**Exercise instructions**. Filter the records below for the word "JSON". Copy each line that holds it.

Data records

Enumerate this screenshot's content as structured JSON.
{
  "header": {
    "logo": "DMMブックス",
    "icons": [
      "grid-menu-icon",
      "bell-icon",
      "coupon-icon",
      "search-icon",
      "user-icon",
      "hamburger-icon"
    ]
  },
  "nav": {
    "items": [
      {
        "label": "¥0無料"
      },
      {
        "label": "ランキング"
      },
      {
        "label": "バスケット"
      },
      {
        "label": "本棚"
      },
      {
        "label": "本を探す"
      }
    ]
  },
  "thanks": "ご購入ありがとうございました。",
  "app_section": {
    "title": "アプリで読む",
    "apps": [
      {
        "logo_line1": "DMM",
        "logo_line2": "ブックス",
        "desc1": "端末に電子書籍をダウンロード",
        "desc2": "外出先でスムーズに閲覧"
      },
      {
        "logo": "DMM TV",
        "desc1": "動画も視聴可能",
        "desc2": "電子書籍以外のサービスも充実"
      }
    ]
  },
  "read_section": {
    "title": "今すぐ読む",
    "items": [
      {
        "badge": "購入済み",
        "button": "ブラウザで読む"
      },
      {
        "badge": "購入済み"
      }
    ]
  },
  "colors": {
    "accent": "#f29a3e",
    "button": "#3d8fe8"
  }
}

* * *

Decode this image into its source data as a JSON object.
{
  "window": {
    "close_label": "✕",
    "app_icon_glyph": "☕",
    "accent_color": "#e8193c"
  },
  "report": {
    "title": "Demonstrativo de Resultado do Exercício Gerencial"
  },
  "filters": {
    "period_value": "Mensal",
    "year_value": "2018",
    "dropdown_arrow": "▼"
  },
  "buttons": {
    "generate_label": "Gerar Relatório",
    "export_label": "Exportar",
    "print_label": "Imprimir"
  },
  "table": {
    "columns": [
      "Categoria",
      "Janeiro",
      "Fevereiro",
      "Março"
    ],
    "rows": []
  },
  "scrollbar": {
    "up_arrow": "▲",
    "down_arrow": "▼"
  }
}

**Exercise result**.
Enumerate this screenshot's content as structured JSON.
Decode this image into its source data as a JSON object.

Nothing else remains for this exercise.